Exercise objective: All records are to be retyped faithfully and completely.

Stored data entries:
──────────

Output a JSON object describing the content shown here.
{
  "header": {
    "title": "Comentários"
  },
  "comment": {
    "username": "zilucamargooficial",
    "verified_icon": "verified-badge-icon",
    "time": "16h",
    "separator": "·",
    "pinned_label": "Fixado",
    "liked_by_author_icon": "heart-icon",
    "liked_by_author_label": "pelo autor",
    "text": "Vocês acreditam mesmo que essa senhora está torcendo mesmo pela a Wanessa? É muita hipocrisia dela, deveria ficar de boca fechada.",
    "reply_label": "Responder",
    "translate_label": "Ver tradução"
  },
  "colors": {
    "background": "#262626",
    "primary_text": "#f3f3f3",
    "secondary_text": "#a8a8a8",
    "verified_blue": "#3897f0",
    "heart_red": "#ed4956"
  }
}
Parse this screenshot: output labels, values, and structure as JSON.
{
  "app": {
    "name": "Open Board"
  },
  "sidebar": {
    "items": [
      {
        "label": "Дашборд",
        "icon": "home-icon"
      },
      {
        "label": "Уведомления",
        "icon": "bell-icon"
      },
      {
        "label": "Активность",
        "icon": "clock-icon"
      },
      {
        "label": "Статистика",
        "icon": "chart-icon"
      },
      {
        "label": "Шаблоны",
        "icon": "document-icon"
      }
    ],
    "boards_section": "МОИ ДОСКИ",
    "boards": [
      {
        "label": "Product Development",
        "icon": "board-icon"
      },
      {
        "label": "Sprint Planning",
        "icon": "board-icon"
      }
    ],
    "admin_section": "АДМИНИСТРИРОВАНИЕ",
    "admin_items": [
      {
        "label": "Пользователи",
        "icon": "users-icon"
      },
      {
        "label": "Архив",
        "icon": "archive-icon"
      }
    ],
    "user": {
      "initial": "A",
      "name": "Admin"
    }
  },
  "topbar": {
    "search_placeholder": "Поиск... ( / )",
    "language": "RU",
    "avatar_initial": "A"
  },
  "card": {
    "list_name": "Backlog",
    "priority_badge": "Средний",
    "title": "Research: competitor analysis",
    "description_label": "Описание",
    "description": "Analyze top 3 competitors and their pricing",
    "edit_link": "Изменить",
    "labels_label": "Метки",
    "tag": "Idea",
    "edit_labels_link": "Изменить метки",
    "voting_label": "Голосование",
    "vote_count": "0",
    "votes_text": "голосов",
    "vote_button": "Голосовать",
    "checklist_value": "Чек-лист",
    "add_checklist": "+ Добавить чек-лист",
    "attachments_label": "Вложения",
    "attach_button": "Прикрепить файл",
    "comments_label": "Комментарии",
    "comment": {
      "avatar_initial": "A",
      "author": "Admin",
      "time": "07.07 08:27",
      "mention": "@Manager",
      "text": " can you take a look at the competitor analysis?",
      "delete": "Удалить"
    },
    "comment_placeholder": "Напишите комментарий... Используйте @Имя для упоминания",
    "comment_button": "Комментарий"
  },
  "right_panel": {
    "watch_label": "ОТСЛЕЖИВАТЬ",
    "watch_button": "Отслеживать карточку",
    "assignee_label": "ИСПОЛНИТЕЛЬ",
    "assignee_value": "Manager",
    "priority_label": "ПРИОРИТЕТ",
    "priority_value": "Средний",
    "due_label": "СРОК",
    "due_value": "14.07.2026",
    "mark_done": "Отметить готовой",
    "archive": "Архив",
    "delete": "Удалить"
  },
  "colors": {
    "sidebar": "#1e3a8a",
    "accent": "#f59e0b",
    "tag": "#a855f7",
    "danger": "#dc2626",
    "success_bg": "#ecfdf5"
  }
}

──────────

Expected answer:
Output a JSON object describing the content shown here.
{
  "header": {
    "title": "Comentários"
  },
  "comment": {
    "username": "zilucamargooficial",
    "verified_icon": "verified-badge-icon",
    "time": "16h",
    "separator": "·",
    "pinned_label": "Fixado",
    "liked_by_author_icon": "heart-icon",
    "liked_by_author_label": "pelo autor",
    "text": "Vocês acreditam mesmo que essa senhora está torcendo mesmo pela a Wanessa? É muita hipocrisia dela, deveria ficar de boca fechada.",
    "reply_label": "Responder",
    "translate_label": "Ver tradução"
  },
  "colors": {
    "background": "#262626",
    "primary_text": "#f3f3f3",
    "secondary_text": "#a8a8a8",
    "verified_blue": "#3897f0",
    "heart_red": "#ed4956"
  }
}
Parse this screenshot: output labels, values, and structure as JSON.
{
  "app": {
    "name": "Open Board"
  },
  "sidebar": {
    "items": [
      {
        "label": "Дашборд",
        "icon": "home-icon"
      },
      {
        "label": "Уведомления",
        "icon": "bell-icon"
      },
      {
        "label": "Активность",
        "icon": "clock-icon"
      },
      {
        "label": "Статистика",
        "icon": "chart-icon"
      },
      {
        "label": "Шаблоны",
        "icon": "document-icon"
      }
    ],
    "boards_section": "МОИ ДОСКИ",
    "boards": [
      {
        "label": "Product Development",
        "icon": "board-icon"
      },
      {
        "label": "Sprint Planning",
        "icon": "board-icon"
      }
    ],
    "admin_section": "АДМИНИСТРИРОВАНИЕ",
    "admin_items": [
      {
        "label": "Пользователи",
        "icon": "users-icon"
      },
      {
        "label": "Архив",
        "icon": "archive-icon"
      }
    ],
    "user": {
      "initial": "A",
      "name": "Admin"
    }
  },
  "topbar": {
    "search_placeholder": "Поиск... ( / )",
    "language": "RU",
    "avatar_initial": "A"
  },
  "card": {
    "list_name": "Backlog",
    "priority_badge": "Средний",
    "title": "Research: competitor analysis",
    "description_label": "Описание",
    "description": "Analyze top 3 competitors and their pricing",
    "edit_link": "Изменить",
    "labels_label": "Метки",
    "tag": "Idea",
    "edit_labels_link": "Изменить метки",
    "voting_label": "Голосование",
    "vote_count": "0",
    "votes_text": "голосов",
    "vote_button": "Голосовать",
    "checklist_value": "Чек-лист",
    "add_checklist": "+ Добавить чек-лист",
    "attachments_label": "Вложения",
    "attach_button": "Прикрепить файл",
    "comments_label": "Комментарии",
    "comment": {
      "avatar_initial": "A",
      "author": "Admin",
      "time": "07.07 08:27",
      "mention": "@Manager",
      "text": " can you take a look at the competitor analysis?",
      "delete": "Удалить"
    },
    "comment_placeholder": "Напишите комментарий... Используйте @Имя для упоминания",
    "comment_button": "Комментарий"
  },
  "right_panel": {
    "watch_label": "ОТСЛЕЖИВАТЬ",
    "watch_button": "Отслеживать карточку",
    "assignee_label": "ИСПОЛНИТЕЛЬ",
    "assignee_value": "Manager",
    "priority_label": "ПРИОРИТЕТ",
    "priority_value": "Средний",
    "due_label": "СРОК",
    "due_value": "14.07.2026",
    "mark_done": "Отметить готовой",
    "archive": "Архив",
    "delete": "Удалить"
  },
  "colors": {
    "sidebar": "#1e3a8a",
    "accent": "#f59e0b",
    "tag": "#a855f7",
    "danger": "#dc2626",
    "success_bg": "#ecfdf5"
  }
}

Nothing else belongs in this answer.